TO DO:
The records below must be reproduced in full and without error.

DATA PROVIDED:
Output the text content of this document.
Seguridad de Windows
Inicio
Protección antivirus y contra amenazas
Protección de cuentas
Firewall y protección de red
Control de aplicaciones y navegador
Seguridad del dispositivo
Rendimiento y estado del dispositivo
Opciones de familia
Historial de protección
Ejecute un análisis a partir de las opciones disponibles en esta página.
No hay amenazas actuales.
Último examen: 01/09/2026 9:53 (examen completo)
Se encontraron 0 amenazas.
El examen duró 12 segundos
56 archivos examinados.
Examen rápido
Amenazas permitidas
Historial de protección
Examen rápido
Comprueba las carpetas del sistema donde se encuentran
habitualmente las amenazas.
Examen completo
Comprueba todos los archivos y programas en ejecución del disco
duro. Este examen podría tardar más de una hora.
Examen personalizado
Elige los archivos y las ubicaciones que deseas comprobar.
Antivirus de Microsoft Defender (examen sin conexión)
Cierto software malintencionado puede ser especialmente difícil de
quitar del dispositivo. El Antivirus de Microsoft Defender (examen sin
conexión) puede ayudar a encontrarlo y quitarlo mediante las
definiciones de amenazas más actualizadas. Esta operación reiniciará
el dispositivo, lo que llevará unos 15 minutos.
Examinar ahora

EXERCISE RESPONSE:
Output the text content of this document.
Seguridad de Windows
Inicio
Protección antivirus y contra amenazas
Protección de cuentas
Firewall y protección de red
Control de aplicaciones y navegador
Seguridad del dispositivo
Rendimiento y estado del dispositivo
Opciones de familia
Historial de protección
Ejecute un análisis a partir de las opciones disponibles en esta página.
No hay amenazas actuales.
Último examen: 01/09/2026 9:53 (examen completo)
Se encontraron 0 amenazas.
El examen duró 12 segundos
56 archivos examinados.
Examen rápido
Amenazas permitidas
Historial de protección
Examen rápido
Comprueba las carpetas del sistema donde se encuentran
habitualmente las amenazas.
Examen completo
Comprueba todos los archivos y programas en ejecución del disco
duro. Este examen podría tardar más de una hora.
Examen personalizado
Elige los archivos y las ubicaciones que deseas comprobar.
Antivirus de Microsoft Defender (examen sin conexión)
Cierto software malintencionado puede ser especialmente difícil de
quitar del dispositivo. El Antivirus de Microsoft Defender (examen sin
conexión) puede ayudar a encontrarlo y quitarlo mediante las
definiciones de amenazas más actualizadas. Esta operación reiniciará
el dispositivo, lo que llevará unos 15 minutos.
Examinar ahora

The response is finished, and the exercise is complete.